** EXERCISE INPUT **

** BEGIN **

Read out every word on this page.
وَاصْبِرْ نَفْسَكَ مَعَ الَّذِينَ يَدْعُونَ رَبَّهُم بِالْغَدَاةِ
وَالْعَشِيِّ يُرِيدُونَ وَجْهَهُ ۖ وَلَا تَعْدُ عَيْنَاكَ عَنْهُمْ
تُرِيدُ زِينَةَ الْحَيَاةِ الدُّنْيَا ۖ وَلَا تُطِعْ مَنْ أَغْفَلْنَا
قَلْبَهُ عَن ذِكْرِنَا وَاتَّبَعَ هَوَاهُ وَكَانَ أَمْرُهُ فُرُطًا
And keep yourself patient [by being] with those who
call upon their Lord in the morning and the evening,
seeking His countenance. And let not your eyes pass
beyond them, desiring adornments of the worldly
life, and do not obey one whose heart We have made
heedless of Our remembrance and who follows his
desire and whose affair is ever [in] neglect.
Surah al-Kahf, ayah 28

** END **

Using the listing above, please repeat every entry exactly.

** COMPLETED TASK **
Read out every word on this page.
وَاصْبِرْ نَفْسَكَ مَعَ الَّذِينَ يَدْعُونَ رَبَّهُم بِالْغَدَاةِ
وَالْعَشِيِّ يُرِيدُونَ وَجْهَهُ ۖ وَلَا تَعْدُ عَيْنَاكَ عَنْهُمْ
تُرِيدُ زِينَةَ الْحَيَاةِ الدُّنْيَا ۖ وَلَا تُطِعْ مَنْ أَغْفَلْنَا
قَلْبَهُ عَن ذِكْرِنَا وَاتَّبَعَ هَوَاهُ وَكَانَ أَمْرُهُ فُرُطًا
And keep yourself patient [by being] with those who
call upon their Lord in the morning and the evening,
seeking His countenance. And let not your eyes pass
beyond them, desiring adornments of the worldly
life, and do not obey one whose heart We have made
heedless of Our remembrance and who follows his
desire and whose affair is ever [in] neglect.
Surah al-Kahf, ayah 28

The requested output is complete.